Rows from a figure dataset
· · ·

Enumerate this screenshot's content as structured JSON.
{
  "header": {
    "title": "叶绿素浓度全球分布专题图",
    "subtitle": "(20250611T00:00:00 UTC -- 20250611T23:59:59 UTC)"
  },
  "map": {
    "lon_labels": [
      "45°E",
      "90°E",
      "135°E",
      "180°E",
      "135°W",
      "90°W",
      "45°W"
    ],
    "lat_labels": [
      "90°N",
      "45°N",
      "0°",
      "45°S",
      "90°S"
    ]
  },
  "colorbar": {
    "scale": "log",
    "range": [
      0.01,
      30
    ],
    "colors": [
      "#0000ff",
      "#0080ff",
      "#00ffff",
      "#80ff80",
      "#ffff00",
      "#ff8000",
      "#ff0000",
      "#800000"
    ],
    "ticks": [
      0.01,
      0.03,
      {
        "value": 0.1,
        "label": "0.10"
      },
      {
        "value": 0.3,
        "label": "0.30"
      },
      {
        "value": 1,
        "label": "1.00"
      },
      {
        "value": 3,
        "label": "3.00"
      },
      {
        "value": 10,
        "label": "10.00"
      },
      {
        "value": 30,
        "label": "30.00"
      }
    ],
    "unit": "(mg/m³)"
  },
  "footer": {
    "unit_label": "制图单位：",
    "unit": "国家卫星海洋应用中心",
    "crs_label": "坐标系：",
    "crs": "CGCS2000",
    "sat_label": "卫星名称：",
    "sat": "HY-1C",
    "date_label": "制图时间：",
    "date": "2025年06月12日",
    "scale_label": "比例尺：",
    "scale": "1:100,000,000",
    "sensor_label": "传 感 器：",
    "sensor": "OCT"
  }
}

· · ·

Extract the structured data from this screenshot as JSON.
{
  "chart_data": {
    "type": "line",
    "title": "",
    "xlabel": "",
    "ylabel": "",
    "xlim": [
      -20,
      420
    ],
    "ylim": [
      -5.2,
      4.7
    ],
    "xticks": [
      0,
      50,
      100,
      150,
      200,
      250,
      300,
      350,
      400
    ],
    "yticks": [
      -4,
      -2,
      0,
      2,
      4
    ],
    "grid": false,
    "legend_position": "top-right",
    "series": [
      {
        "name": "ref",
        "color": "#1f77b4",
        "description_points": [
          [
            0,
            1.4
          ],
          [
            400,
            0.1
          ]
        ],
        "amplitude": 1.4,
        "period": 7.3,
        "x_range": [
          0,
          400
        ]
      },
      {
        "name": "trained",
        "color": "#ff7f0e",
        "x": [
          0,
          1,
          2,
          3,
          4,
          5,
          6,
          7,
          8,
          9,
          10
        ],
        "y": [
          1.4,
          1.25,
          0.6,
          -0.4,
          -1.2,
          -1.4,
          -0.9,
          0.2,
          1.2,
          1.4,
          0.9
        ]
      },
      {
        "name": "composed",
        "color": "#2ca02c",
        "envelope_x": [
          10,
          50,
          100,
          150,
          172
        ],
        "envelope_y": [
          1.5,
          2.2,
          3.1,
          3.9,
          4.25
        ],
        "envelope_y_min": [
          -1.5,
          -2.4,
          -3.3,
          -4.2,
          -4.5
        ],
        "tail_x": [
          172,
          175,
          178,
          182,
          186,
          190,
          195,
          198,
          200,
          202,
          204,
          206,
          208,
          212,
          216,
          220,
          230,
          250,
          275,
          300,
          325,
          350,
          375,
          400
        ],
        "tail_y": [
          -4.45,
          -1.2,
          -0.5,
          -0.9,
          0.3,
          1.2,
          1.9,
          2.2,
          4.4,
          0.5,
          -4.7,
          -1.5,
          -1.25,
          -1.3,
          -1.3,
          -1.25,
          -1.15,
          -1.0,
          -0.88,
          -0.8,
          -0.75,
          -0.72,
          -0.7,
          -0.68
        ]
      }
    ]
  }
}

· · ·

Problem statement: Return each line of the listing that holds the string "name".

Worked answer:
        "name": "ref",
        "name": "trained",
        "name": "composed",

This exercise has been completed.